> _What needs to be done_
Find the line containing "Serialize everything readable" in the material below; copy that line and all following lines exactly.
*** Provided information
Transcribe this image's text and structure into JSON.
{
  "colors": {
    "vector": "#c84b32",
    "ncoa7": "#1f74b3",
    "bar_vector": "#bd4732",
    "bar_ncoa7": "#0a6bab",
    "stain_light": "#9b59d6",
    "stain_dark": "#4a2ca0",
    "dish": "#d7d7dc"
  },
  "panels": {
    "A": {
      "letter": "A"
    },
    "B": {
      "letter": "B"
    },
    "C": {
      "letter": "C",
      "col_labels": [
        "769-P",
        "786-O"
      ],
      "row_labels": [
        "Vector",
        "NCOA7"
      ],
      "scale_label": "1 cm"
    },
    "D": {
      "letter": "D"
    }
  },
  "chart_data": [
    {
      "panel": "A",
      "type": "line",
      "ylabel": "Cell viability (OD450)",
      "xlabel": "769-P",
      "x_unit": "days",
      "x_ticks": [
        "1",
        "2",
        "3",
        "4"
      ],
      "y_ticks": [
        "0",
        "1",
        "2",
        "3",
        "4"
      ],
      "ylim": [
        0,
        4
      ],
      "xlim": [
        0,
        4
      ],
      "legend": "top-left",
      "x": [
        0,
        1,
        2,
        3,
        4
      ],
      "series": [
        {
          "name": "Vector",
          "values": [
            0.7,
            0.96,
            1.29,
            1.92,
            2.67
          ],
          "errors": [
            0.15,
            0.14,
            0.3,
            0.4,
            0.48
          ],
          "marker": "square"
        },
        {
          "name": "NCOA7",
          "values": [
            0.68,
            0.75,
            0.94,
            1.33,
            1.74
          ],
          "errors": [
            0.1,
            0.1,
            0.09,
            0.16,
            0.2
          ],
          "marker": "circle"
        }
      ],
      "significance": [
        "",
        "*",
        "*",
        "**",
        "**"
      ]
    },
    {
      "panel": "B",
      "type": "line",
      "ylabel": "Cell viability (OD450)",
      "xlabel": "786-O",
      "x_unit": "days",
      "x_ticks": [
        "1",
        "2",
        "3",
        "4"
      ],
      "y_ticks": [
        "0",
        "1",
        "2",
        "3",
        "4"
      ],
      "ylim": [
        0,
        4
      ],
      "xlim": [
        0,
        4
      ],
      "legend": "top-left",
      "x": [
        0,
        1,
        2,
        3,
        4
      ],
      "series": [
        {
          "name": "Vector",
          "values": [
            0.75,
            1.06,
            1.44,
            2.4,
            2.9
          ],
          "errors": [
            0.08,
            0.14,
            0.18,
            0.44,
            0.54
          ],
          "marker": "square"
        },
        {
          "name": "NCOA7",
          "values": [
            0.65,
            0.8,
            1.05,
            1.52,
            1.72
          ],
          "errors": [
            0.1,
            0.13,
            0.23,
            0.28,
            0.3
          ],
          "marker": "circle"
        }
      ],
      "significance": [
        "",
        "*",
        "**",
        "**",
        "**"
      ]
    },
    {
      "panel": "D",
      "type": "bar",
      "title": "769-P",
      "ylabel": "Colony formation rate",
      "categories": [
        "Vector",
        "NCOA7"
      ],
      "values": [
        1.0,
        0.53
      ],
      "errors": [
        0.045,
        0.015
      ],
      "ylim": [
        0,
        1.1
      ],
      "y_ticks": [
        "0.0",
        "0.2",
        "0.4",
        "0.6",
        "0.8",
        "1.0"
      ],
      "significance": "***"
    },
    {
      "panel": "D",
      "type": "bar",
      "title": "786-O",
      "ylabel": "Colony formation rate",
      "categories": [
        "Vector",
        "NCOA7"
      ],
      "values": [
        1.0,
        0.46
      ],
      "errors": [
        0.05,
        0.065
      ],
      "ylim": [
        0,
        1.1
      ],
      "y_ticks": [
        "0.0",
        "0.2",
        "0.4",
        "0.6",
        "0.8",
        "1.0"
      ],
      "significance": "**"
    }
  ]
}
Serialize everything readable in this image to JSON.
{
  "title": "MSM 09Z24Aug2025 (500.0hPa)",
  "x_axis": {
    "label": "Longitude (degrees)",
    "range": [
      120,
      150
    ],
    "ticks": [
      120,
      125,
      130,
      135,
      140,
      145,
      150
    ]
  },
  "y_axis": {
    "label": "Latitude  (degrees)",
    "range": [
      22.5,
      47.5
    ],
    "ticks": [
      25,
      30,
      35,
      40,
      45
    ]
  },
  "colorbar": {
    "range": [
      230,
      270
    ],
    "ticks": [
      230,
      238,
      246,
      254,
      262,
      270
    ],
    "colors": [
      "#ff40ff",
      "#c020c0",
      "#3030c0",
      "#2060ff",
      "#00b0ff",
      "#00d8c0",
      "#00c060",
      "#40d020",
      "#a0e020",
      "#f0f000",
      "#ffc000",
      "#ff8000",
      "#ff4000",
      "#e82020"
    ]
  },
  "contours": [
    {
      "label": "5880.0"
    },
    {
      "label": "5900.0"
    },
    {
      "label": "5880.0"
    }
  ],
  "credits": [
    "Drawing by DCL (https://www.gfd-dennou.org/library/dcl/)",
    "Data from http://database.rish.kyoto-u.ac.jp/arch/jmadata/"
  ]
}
******
> _Response to this task_
Serialize everything readable in this image to JSON.
{
  "title": "MSM 09Z24Aug2025 (500.0hPa)",
  "x_axis": {
    "label": "Longitude (degrees)",
    "range": [
      120,
      150
    ],
    "ticks": [
      120,
      125,
      130,
      135,
      140,
      145,
      150
    ]
  },
  "y_axis": {
    "label": "Latitude  (degrees)",
    "range": [
      22.5,
      47.5
    ],
    "ticks": [
      25,
      30,
      35,
      40,
      45
    ]
  },
  "colorbar": {
    "range": [
      230,
      270
    ],
    "ticks": [
      230,
      238,
      246,
      254,
      262,
      270
    ],
    "colors": [
      "#ff40ff",
      "#c020c0",
      "#3030c0",
      "#2060ff",
      "#00b0ff",
      "#00d8c0",
      "#00c060",
      "#40d020",
      "#a0e020",
      "#f0f000",
      "#ffc000",
      "#ff8000",
      "#ff4000",
      "#e82020"
    ]
  },
  "contours": [
    {
      "label": "5880.0"
    },
    {
      "label": "5900.0"
    },
    {
      "label": "5880.0"
    }
  ],
  "credits": [
    "Drawing by DCL (https://www.gfd-dennou.org/library/dcl/)",
    "Data from http://database.rish.kyoto-u.ac.jp/arch/jmadata/"
  ]
}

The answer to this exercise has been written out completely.